Top of Extract
Table of Contents
ISRN Dermatology
Volume 2012, Article ID 828146, 12 pages
Review Article

Cell Proliferation in Cutaneous Malignant Melanoma: Relationship with Neoplastic Progression

Department of Dermatopathology, University Hospital of Liège, 4000 Liège, Belgium

Received 4 November 2011; Accepted 30 November 2011

Academic Editors: S.-C. Chao and C. Johansen

Copyright © 2012 G. E. Piérard. This is an open access article distributed under the Creative Commons Attribution License, which permits unrestricted use, distribution, and reproduction in any medium, provided the original work is properly cited.


The establishment of the diagnosis of cutaneous malignant melanoma (CMM) always calls for histopathological confirmation. Further to the recognition of the CMM aspects, immunohistochemistry is helpful, in particular, in determining the size of the replicative compartment and the activity in each of the cell cycle phases (G1, S, G2, M). The involvement of cancer stem cells and transient amplifier cells in CMM genesis is beyond doubt. The proliferation activity is indicative of the neoplastic progression and is often related to the clinical growth rate of the neoplasm. It allows to distinguish high-risk CMM commonly showing a high growth rate, from those CMMs of lower malignancy associated with a more limited growth rate. The recruitment and progression of CMM cells in the cell cycle of proliferation depend on mitogen-activated protein kinase (MAPK) pathway and result from a loss of control normally involving a series of key regulatory cyclins. In addition, the apoptotic pathways potentially counteracting any excess in proliferative activity are out of the dependency of specific regulatory molecular mechanisms. Key molecular components involved in the deregulation of the growth fraction, the cell cycle phases of proliferation, and apoptosis are presently described in CMM.
Bottom of Extract
Top of Available data
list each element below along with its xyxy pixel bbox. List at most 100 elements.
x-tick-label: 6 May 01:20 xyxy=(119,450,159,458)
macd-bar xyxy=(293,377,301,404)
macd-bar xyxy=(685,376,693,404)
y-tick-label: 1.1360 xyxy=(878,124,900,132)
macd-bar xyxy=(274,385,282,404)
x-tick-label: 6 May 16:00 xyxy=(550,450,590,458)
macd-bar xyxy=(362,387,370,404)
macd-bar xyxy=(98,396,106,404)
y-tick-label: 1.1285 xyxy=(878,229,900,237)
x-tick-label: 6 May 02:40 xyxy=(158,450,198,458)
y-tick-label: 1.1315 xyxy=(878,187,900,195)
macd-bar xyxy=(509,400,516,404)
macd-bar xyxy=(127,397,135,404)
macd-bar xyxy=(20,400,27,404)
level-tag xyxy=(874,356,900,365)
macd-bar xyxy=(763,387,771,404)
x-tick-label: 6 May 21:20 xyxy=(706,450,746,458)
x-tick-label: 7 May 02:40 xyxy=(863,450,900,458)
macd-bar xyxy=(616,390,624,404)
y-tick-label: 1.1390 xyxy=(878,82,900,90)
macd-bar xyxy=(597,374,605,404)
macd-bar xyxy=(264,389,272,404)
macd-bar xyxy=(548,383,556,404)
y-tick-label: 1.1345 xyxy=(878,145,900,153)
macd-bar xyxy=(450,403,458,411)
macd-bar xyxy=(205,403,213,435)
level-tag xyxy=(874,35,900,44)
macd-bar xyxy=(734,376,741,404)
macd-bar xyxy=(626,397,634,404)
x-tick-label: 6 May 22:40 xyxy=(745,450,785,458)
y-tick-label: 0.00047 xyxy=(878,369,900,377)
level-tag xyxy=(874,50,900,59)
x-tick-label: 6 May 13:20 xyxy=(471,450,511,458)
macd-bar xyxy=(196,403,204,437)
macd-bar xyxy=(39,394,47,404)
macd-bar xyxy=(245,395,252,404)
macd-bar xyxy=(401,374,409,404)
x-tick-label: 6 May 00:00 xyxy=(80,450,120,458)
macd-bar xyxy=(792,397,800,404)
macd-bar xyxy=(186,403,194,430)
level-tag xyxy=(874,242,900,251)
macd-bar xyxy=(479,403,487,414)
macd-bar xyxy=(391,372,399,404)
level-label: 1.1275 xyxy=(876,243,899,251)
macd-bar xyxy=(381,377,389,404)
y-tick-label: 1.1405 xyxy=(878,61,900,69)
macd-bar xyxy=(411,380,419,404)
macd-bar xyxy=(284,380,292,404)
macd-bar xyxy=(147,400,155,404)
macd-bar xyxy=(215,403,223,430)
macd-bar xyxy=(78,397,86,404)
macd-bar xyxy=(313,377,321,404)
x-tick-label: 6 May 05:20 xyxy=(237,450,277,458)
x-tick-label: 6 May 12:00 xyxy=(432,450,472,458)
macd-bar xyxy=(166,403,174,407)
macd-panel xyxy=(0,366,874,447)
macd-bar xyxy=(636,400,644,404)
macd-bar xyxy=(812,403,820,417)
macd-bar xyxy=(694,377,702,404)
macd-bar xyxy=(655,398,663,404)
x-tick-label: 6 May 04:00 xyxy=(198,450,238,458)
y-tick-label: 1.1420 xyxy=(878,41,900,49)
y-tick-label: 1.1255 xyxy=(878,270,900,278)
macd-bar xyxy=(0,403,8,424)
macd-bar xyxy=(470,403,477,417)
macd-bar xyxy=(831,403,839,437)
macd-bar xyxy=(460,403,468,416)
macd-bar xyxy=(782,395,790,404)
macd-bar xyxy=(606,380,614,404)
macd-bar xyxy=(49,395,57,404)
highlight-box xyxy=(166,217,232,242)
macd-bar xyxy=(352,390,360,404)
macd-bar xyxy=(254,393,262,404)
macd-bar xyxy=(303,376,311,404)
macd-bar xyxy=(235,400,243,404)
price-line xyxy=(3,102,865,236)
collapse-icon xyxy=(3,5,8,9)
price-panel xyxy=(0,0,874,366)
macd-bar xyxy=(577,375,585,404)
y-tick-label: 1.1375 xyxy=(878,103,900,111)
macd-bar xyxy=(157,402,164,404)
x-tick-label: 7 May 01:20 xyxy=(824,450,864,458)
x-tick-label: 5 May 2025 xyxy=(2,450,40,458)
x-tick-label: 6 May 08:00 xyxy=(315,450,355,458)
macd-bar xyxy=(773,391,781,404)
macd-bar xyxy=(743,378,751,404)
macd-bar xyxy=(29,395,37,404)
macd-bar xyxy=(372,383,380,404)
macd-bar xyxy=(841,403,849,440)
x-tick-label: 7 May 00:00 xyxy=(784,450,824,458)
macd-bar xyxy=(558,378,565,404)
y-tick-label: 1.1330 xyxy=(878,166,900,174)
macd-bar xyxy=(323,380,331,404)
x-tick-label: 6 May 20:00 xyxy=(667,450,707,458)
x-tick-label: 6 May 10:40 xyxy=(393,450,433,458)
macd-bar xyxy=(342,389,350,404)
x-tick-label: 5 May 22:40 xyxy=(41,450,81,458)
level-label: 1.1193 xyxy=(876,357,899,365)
Bottom of Available data
*Task prompt:* Name every cell cycle phase that the melanoma review lists in parentheses. These rows were gathered from a different source than the text.

*Response box:* G1, S, G2, M